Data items
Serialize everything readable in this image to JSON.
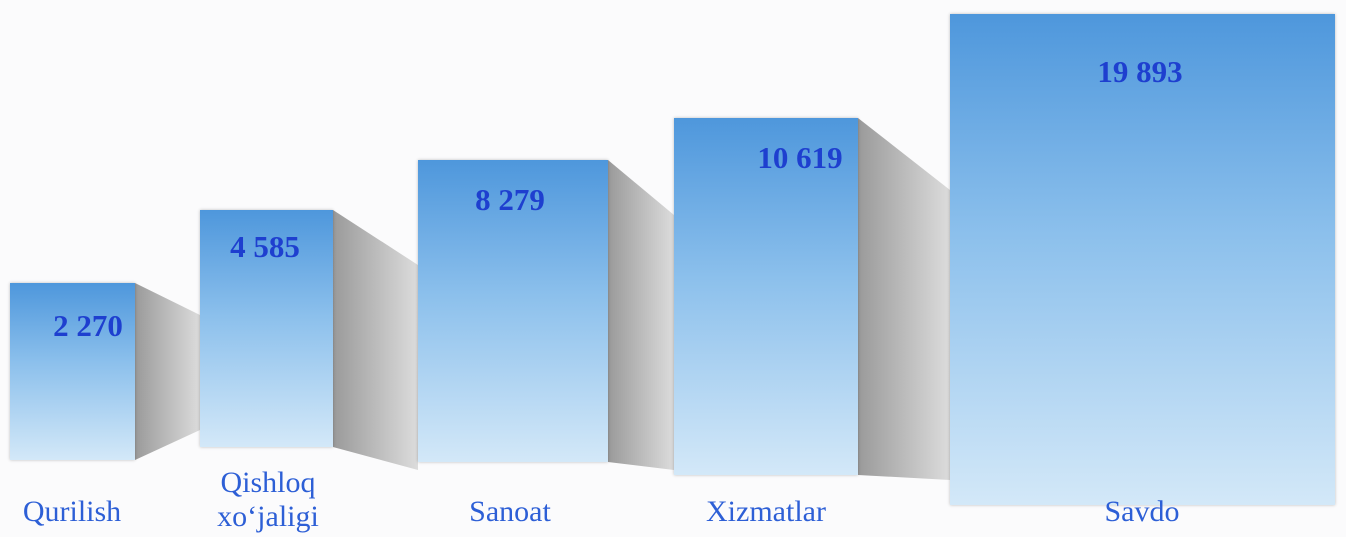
{
  "items": [
    {
      "value": "2 270",
      "label": "Qurilish"
    },
    {
      "value": "4 585",
      "label": "Qishloq xo‘jaligi"
    },
    {
      "value": "8 279",
      "label": "Sanoat"
    },
    {
      "value": "10 619",
      "label": "Xizmatlar"
    },
    {
      "value": "19 893",
      "label": "Savdo"
    }
  ]
}
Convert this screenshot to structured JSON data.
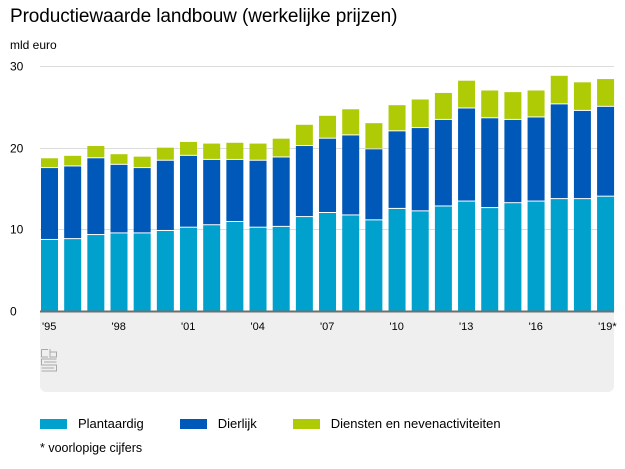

INSTRUCTIONS TO FOLLOW: Omitting all images, retype each line of the records precisely.

RESPONSE TO THE EXERCISE:
Serialize everything readable in this image to JSON.
{
  "items": [
    {
      "value": "2 270",
      "label": "Qurilish"
    },
    {
      "value": "4 585",
      "label": "Qishloq xo‘jaligi"
    },
    {
      "value": "8 279",
      "label": "Sanoat"
    },
    {
      "value": "10 619",
      "label": "Xizmatlar"
    },
    {
      "value": "19 893",
      "label": "Savdo"
    }
  ]
}
Convert this screenshot to structured JSON data.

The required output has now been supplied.